##### Data excerpts

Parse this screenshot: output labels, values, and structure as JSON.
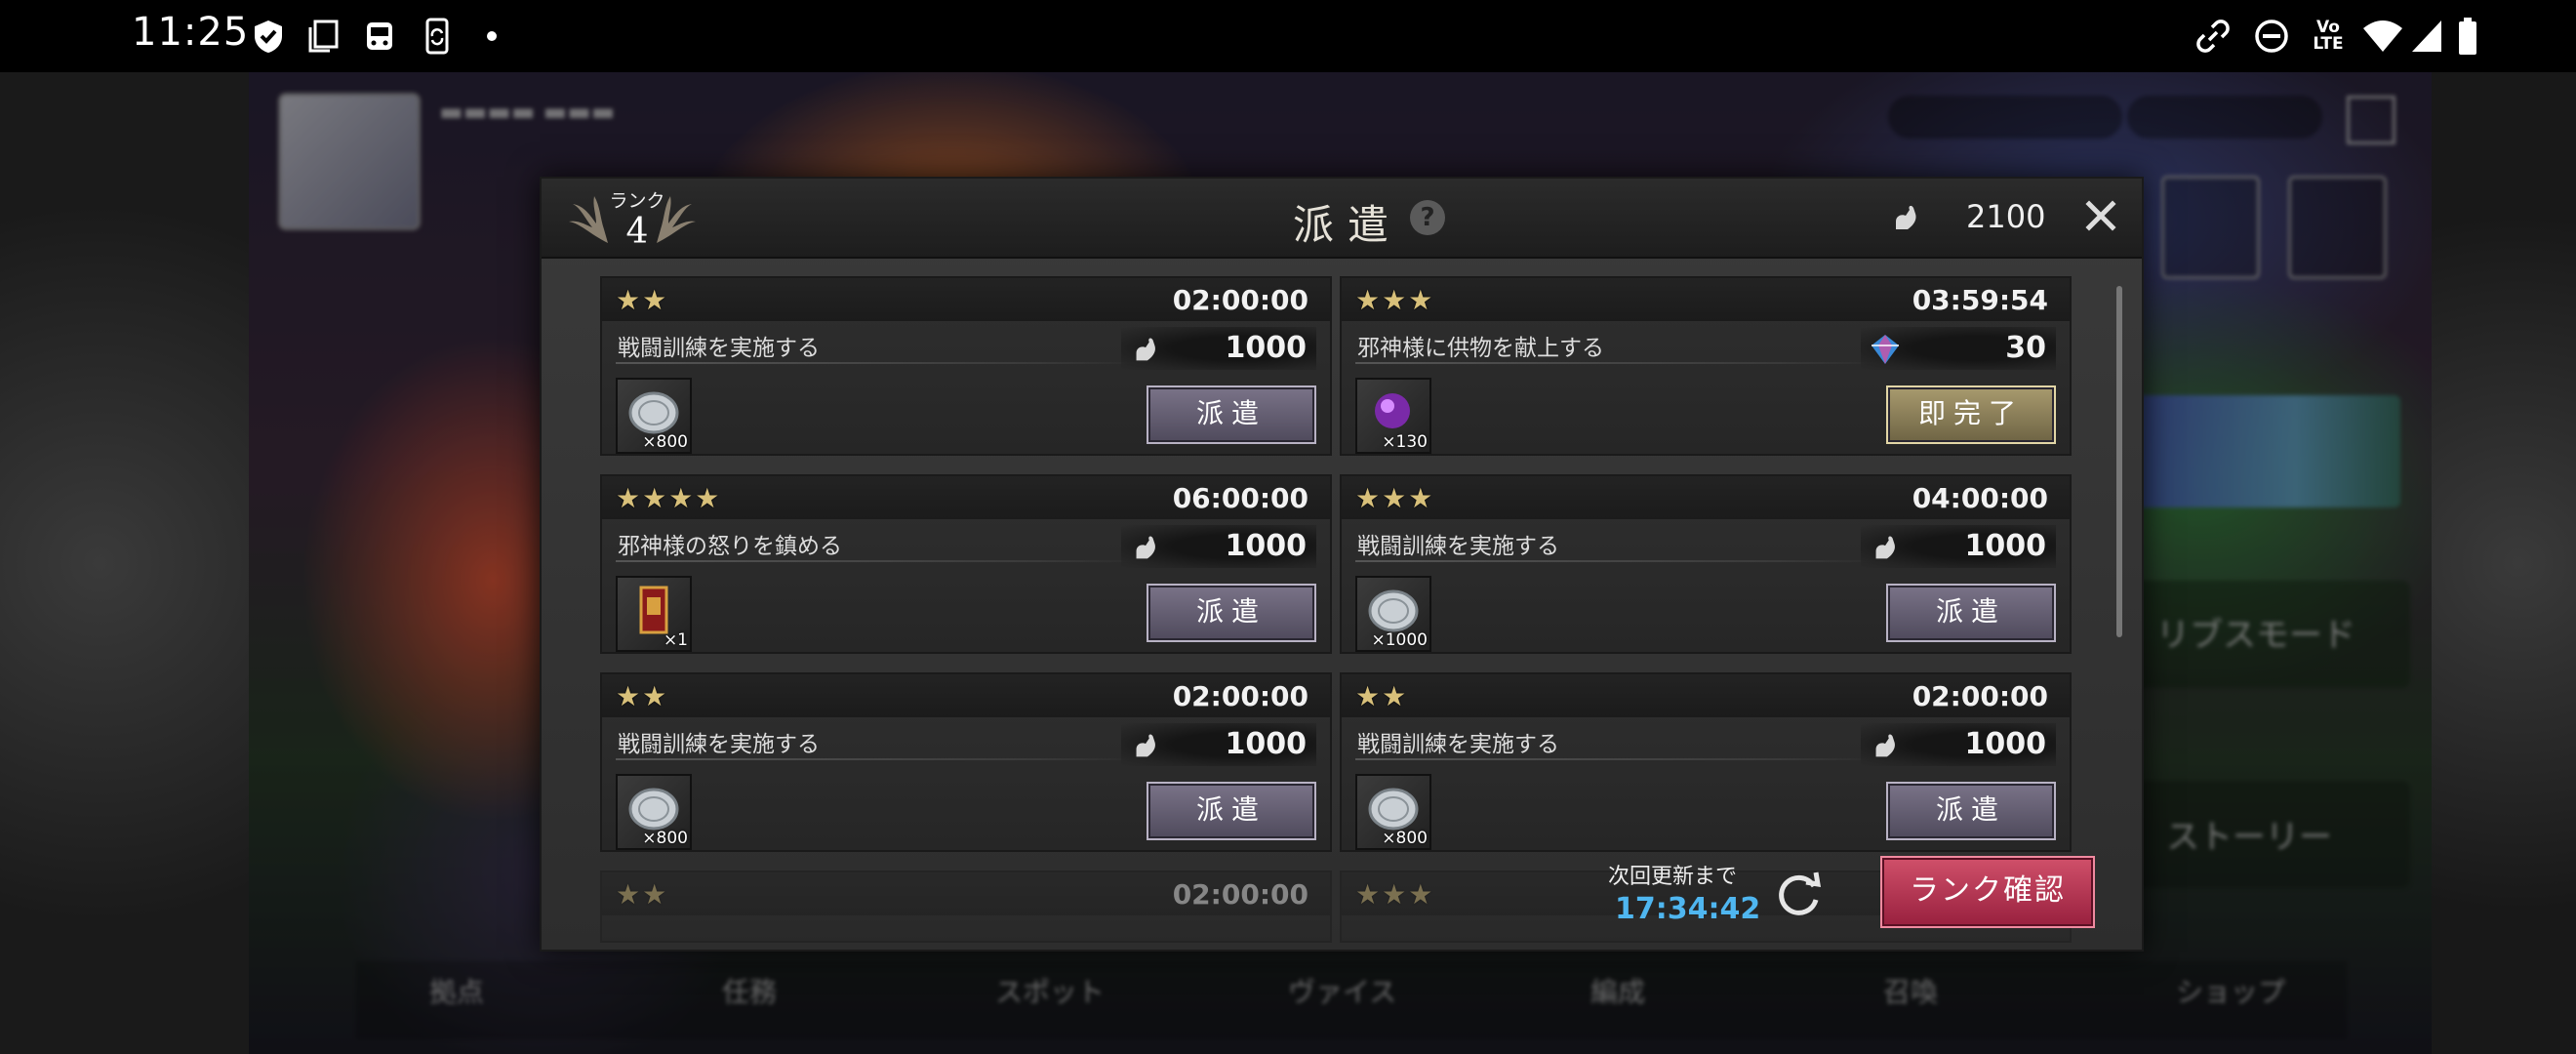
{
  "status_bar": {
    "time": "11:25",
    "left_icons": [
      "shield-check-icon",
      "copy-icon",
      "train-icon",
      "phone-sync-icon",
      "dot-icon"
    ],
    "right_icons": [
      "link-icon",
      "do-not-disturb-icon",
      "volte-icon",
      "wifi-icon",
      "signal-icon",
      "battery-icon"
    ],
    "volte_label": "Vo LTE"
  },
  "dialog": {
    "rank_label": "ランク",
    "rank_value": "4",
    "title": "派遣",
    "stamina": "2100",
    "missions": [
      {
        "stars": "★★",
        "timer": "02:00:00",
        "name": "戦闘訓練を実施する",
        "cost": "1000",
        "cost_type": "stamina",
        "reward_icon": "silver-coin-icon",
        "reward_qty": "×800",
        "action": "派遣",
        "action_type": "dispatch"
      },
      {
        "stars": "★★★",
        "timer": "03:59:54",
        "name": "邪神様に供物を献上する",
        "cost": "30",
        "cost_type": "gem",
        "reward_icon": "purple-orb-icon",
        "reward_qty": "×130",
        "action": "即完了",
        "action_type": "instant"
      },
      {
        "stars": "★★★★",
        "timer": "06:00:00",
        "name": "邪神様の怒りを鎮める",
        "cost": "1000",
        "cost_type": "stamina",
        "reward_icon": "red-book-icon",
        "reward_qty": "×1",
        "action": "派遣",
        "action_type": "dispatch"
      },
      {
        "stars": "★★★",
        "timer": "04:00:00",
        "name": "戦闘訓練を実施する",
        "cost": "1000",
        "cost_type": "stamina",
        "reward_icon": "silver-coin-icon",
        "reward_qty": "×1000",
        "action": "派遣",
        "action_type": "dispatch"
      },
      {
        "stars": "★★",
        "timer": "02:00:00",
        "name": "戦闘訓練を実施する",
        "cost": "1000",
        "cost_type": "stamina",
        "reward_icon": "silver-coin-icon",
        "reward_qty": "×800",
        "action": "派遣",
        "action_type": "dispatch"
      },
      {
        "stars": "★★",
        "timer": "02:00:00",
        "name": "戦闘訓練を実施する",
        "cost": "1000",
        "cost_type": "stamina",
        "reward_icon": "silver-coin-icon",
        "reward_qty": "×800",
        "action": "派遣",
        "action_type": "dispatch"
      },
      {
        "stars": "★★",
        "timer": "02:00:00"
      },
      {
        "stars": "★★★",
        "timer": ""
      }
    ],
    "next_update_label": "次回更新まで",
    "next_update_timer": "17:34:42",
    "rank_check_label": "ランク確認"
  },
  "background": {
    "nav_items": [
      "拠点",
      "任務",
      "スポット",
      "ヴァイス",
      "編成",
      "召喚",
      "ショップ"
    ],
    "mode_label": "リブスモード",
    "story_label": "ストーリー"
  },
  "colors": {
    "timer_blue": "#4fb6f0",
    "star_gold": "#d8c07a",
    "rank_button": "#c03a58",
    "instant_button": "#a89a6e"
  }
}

##########

(Prompt) Skip the images and write out the rest of the listing exactly.

(Problem solution)
Parse this screenshot: output labels, values, and structure as JSON.
{
  "status_bar": {
    "time": "11:25",
    "left_icons": [
      "shield-check-icon",
      "copy-icon",
      "train-icon",
      "phone-sync-icon",
      "dot-icon"
    ],
    "right_icons": [
      "link-icon",
      "do-not-disturb-icon",
      "volte-icon",
      "wifi-icon",
      "signal-icon",
      "battery-icon"
    ],
    "volte_label": "Vo LTE"
  },
  "dialog": {
    "rank_label": "ランク",
    "rank_value": "4",
    "title": "派遣",
    "stamina": "2100",
    "missions": [
      {
        "stars": "★★",
        "timer": "02:00:00",
        "name": "戦闘訓練を実施する",
        "cost": "1000",
        "cost_type": "stamina",
        "reward_icon": "silver-coin-icon",
        "reward_qty": "×800",
        "action": "派遣",
        "action_type": "dispatch"
      },
      {
        "stars": "★★★",
        "timer": "03:59:54",
        "name": "邪神様に供物を献上する",
        "cost": "30",
        "cost_type": "gem",
        "reward_icon": "purple-orb-icon",
        "reward_qty": "×130",
        "action": "即完了",
        "action_type": "instant"
      },
      {
        "stars": "★★★★",
        "timer": "06:00:00",
        "name": "邪神様の怒りを鎮める",
        "cost": "1000",
        "cost_type": "stamina",
        "reward_icon": "red-book-icon",
        "reward_qty": "×1",
        "action": "派遣",
        "action_type": "dispatch"
      },
      {
        "stars": "★★★",
        "timer": "04:00:00",
        "name": "戦闘訓練を実施する",
        "cost": "1000",
        "cost_type": "stamina",
        "reward_icon": "silver-coin-icon",
        "reward_qty": "×1000",
        "action": "派遣",
        "action_type": "dispatch"
      },
      {
        "stars": "★★",
        "timer": "02:00:00",
        "name": "戦闘訓練を実施する",
        "cost": "1000",
        "cost_type": "stamina",
        "reward_icon": "silver-coin-icon",
        "reward_qty": "×800",
        "action": "派遣",
        "action_type": "dispatch"
      },
      {
        "stars": "★★",
        "timer": "02:00:00",
        "name": "戦闘訓練を実施する",
        "cost": "1000",
        "cost_type": "stamina",
        "reward_icon": "silver-coin-icon",
        "reward_qty": "×800",
        "action": "派遣",
        "action_type": "dispatch"
      },
      {
        "stars": "★★",
        "timer": "02:00:00"
      },
      {
        "stars": "★★★",
        "timer": ""
      }
    ],
    "next_update_label": "次回更新まで",
    "next_update_timer": "17:34:42",
    "rank_check_label": "ランク確認"
  },
  "background": {
    "nav_items": [
      "拠点",
      "任務",
      "スポット",
      "ヴァイス",
      "編成",
      "召喚",
      "ショップ"
    ],
    "mode_label": "リブスモード",
    "story_label": "ストーリー"
  },
  "colors": {
    "timer_blue": "#4fb6f0",
    "star_gold": "#d8c07a",
    "rank_button": "#c03a58",
    "instant_button": "#a89a6e"
  }
}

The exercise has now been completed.